Chart and figure data
----------------------------------------

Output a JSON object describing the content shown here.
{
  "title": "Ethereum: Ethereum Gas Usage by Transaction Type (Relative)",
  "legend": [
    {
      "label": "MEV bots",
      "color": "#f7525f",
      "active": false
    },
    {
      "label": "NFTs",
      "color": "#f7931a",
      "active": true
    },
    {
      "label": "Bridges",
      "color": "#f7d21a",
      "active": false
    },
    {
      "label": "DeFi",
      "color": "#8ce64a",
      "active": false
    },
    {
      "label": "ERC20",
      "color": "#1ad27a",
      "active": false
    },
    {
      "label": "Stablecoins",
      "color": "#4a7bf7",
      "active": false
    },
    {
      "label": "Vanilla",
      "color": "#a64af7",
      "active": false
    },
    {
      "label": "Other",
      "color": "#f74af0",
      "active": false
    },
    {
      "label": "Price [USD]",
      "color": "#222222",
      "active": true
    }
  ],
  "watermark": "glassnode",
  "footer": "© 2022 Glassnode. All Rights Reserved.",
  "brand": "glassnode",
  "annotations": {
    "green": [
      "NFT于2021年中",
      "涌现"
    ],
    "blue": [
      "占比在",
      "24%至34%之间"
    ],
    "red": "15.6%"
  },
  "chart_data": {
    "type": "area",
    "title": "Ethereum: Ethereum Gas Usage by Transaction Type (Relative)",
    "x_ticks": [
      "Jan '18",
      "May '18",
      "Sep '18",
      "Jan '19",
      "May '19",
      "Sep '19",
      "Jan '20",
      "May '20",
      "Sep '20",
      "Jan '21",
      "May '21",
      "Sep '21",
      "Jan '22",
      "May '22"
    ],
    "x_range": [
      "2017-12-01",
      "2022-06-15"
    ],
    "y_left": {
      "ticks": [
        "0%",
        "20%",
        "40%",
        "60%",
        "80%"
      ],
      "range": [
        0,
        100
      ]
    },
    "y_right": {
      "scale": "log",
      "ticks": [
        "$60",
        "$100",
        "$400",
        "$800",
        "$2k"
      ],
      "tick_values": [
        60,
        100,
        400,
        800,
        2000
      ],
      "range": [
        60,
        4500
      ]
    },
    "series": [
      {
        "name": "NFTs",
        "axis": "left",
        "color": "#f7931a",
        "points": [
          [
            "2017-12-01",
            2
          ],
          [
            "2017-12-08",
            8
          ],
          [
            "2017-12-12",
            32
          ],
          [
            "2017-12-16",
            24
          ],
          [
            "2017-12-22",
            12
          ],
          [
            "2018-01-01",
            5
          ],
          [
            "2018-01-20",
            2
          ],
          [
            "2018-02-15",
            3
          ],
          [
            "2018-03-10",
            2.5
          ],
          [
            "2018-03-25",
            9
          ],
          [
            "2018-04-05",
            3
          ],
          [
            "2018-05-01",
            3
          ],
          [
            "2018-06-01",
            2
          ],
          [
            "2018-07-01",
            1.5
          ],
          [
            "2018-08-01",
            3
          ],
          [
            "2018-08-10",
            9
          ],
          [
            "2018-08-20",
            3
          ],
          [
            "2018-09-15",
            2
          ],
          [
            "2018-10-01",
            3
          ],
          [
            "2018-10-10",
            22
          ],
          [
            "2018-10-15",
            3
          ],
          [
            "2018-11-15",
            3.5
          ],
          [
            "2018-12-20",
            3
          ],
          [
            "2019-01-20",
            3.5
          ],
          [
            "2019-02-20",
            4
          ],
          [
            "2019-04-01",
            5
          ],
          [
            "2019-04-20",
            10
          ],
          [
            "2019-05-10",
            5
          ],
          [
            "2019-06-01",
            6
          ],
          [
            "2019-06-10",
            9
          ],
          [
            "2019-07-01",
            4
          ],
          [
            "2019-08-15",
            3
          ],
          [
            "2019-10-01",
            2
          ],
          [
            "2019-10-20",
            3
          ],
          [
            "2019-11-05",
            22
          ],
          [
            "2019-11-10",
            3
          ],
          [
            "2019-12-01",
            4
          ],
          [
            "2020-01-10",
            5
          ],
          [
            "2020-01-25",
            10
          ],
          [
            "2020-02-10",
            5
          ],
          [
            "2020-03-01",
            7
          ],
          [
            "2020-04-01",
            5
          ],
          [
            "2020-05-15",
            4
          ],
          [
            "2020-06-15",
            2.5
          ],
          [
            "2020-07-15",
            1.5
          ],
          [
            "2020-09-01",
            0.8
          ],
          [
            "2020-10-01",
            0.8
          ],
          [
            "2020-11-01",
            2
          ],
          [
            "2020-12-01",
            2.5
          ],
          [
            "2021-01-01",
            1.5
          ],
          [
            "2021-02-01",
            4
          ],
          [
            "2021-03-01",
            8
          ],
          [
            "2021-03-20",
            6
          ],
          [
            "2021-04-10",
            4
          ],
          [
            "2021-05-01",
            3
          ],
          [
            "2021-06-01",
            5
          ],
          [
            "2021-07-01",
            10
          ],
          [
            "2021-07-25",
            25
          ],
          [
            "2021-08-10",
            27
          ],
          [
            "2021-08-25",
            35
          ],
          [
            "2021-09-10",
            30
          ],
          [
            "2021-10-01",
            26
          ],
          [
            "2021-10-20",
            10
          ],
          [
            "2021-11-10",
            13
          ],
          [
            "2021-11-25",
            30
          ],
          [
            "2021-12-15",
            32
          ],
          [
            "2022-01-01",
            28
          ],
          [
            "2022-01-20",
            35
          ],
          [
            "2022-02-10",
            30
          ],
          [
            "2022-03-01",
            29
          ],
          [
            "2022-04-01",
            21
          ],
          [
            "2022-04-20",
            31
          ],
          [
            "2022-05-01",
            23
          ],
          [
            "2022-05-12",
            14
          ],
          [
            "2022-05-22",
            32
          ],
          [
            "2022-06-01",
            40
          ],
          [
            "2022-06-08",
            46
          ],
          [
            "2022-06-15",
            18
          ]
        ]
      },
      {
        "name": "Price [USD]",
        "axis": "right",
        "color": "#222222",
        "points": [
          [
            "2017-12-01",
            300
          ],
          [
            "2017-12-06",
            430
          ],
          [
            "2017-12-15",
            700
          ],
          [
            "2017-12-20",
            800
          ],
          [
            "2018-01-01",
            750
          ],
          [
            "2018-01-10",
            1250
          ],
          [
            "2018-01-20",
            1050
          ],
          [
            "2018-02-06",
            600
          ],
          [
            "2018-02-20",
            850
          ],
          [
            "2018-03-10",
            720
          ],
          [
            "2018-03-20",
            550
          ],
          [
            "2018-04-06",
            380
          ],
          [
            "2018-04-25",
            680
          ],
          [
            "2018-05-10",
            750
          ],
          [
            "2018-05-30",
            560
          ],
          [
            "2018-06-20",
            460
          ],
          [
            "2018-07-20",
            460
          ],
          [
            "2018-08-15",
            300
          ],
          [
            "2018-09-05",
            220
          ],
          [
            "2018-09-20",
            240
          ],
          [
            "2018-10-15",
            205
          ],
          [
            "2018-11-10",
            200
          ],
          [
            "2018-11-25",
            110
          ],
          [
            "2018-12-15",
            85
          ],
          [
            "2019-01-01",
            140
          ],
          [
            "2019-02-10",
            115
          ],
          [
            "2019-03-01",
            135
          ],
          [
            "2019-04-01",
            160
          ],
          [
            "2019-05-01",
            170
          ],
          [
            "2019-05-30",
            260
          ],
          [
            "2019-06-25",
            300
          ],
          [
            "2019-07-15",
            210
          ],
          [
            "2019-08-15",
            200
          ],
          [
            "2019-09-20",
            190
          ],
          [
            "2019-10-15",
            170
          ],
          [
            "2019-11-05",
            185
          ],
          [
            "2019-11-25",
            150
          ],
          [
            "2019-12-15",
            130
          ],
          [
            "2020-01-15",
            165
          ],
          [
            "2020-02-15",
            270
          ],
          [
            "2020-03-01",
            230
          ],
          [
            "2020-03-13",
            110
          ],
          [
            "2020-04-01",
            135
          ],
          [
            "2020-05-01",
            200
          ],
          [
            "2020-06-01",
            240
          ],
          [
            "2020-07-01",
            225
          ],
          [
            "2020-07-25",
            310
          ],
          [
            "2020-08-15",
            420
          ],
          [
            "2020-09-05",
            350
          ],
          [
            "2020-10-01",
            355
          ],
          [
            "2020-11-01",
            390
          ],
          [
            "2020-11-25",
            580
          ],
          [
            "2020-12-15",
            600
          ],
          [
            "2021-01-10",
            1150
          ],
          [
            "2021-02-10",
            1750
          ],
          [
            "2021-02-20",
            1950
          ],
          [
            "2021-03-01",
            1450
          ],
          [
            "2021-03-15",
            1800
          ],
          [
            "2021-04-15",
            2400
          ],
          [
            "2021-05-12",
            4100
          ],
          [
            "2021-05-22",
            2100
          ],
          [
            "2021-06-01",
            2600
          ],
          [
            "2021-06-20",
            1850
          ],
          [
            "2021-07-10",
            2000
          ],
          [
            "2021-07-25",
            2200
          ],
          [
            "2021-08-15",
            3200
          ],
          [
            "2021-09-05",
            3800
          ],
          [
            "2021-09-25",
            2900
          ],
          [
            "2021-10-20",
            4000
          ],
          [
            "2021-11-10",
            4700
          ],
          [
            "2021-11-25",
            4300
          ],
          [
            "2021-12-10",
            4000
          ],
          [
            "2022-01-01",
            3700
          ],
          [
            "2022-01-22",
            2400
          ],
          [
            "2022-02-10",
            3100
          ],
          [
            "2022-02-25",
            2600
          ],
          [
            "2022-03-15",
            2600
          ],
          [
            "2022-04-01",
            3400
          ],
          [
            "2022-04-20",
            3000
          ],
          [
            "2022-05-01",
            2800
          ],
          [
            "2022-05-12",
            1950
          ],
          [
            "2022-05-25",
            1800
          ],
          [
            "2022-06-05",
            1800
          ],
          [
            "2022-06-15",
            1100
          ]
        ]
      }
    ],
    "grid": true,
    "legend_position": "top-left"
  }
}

----------------------------------------

• **EXERCISE TASK**:
Only a number is needed: how many lines of the material above contain "Ethereum"?

• **COMPLETED TASK**:
2